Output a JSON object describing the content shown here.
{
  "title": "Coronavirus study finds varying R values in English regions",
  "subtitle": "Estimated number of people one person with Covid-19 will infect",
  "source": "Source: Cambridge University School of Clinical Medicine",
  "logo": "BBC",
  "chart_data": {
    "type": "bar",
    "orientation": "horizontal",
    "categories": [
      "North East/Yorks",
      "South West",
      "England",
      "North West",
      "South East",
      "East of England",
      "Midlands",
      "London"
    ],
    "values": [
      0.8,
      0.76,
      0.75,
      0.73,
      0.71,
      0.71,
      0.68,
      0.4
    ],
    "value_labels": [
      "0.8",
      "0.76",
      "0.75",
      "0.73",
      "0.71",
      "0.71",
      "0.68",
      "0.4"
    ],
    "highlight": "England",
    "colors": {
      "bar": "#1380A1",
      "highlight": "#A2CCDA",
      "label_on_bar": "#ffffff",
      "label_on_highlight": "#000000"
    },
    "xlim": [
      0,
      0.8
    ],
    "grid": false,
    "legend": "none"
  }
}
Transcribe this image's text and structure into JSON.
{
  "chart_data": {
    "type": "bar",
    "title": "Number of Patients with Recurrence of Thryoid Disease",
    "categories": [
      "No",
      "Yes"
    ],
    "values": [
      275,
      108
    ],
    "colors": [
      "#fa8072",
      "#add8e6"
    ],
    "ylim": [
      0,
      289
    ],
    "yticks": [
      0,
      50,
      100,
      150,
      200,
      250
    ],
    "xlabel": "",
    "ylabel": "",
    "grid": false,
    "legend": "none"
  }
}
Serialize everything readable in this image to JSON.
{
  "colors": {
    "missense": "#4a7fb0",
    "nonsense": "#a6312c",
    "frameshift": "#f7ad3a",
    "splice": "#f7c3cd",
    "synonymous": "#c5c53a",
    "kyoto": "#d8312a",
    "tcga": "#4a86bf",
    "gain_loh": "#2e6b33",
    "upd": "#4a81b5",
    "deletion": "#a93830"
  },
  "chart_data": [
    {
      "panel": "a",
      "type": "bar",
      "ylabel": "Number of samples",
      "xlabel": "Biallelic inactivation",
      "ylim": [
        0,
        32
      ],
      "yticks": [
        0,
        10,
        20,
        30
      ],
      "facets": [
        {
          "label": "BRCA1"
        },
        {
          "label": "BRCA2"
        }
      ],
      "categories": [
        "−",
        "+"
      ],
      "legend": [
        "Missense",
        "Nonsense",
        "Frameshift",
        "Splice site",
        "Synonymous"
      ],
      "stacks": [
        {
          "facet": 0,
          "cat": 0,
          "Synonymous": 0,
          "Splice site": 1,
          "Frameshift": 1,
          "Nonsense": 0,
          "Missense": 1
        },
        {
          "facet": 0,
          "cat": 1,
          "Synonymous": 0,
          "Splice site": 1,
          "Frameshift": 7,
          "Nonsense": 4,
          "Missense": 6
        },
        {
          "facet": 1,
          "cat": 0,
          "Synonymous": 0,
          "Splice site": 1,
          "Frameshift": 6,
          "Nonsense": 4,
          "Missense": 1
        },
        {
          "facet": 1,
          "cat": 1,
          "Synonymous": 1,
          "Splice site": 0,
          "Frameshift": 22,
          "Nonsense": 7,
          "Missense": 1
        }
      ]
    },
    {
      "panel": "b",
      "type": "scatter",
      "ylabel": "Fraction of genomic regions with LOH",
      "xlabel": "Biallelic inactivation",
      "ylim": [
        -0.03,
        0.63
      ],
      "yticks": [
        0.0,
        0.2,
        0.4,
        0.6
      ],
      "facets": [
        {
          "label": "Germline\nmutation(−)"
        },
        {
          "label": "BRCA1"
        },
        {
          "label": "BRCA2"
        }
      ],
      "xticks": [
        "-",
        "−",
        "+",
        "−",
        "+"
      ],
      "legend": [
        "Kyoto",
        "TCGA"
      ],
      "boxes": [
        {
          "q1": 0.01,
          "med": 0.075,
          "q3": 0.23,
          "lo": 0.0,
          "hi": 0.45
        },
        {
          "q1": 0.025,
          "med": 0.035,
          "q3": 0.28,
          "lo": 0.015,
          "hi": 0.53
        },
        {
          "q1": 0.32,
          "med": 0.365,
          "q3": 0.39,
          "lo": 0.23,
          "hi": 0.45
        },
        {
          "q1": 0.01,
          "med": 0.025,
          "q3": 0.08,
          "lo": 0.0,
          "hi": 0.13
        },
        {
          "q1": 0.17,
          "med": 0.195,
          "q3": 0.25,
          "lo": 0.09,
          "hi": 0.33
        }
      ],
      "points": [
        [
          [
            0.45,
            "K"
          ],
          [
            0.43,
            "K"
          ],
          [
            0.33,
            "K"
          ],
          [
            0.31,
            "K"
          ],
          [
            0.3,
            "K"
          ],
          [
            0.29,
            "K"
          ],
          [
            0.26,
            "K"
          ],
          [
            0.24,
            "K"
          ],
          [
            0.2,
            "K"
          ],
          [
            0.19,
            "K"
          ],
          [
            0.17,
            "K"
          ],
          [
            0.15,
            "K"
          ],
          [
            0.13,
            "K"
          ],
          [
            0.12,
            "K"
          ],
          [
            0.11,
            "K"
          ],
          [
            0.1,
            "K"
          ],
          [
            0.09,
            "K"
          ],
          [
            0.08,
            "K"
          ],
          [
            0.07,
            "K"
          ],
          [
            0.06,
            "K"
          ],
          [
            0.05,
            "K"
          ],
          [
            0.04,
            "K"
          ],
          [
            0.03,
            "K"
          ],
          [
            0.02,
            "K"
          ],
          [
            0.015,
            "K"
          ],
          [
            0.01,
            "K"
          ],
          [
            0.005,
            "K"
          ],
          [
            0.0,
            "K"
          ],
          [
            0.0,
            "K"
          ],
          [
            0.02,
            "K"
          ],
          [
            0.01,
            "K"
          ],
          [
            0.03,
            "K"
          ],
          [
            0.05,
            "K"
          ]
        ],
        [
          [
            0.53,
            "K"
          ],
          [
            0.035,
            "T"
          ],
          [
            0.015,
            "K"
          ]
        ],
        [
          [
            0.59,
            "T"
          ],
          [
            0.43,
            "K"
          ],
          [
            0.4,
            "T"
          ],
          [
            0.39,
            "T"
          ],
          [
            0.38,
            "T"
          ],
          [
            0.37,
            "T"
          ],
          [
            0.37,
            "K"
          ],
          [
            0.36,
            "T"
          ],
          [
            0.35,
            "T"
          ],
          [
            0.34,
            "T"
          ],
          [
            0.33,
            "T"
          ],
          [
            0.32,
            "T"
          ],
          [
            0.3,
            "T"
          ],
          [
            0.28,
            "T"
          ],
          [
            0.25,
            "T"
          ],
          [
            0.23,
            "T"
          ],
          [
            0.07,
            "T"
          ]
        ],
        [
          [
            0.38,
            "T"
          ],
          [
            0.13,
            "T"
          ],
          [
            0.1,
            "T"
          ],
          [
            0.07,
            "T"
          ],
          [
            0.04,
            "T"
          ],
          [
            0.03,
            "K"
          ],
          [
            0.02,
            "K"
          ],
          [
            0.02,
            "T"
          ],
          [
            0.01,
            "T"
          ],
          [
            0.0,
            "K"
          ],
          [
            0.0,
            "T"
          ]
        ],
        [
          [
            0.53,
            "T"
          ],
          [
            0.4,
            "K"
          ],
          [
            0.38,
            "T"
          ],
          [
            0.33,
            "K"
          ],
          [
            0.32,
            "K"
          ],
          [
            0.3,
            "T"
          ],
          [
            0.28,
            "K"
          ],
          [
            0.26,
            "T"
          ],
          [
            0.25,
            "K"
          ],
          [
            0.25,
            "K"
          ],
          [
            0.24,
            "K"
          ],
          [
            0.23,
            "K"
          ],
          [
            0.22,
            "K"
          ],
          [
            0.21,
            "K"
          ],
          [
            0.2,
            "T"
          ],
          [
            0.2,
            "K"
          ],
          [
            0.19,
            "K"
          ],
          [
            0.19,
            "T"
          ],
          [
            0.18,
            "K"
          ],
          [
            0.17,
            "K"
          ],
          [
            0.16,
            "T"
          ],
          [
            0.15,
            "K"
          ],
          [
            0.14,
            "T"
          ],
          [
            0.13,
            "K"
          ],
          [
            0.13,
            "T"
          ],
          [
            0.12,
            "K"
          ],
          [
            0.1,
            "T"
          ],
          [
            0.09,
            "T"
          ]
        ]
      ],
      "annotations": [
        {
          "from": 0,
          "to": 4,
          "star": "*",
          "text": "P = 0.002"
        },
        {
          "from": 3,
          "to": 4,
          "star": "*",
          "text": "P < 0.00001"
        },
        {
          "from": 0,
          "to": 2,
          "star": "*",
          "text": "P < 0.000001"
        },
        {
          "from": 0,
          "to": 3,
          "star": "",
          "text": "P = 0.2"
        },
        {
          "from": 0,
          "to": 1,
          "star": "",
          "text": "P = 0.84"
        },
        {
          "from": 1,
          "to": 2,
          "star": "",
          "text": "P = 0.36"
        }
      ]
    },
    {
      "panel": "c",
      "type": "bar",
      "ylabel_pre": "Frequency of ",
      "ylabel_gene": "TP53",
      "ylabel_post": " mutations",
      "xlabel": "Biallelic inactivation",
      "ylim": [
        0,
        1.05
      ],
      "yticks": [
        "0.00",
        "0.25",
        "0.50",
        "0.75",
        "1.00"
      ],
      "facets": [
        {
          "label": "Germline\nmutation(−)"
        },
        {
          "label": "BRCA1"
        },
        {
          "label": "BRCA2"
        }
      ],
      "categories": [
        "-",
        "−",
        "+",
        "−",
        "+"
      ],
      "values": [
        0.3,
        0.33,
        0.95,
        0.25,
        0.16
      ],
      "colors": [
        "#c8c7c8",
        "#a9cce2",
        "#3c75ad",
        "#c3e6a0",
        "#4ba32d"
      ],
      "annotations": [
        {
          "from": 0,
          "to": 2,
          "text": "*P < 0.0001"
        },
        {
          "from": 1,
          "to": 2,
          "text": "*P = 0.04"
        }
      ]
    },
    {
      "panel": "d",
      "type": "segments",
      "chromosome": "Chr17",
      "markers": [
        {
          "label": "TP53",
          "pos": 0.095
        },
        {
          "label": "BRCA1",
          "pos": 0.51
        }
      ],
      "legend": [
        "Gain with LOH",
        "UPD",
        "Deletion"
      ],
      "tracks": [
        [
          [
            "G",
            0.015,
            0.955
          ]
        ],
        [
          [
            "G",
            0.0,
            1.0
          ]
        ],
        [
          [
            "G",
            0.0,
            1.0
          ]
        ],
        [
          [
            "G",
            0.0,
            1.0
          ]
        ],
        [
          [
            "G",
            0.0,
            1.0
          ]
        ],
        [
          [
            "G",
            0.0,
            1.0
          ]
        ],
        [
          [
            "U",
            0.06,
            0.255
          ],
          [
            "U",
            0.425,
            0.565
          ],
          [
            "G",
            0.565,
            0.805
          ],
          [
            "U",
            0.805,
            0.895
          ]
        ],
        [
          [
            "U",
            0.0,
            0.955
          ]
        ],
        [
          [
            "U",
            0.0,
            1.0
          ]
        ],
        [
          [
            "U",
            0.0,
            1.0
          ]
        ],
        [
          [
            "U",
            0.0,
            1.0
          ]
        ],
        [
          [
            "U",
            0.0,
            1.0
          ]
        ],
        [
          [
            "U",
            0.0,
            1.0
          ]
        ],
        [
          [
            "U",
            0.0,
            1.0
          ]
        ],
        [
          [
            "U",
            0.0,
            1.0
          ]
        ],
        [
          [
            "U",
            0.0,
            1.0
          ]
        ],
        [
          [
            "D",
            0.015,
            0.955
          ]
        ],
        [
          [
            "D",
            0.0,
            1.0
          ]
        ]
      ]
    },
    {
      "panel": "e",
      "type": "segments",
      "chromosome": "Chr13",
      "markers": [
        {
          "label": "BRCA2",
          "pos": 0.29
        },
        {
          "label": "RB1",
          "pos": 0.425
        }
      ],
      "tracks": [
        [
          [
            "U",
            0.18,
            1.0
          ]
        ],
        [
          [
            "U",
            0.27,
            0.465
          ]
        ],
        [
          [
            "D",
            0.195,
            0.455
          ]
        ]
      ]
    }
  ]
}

------------------------

# TASK DIRECTIONS
Show every line from the entries above in which the word "this" appears.

# OUTPUT
Transcribe this image's text and structure into JSON.
Serialize everything readable in this image to JSON.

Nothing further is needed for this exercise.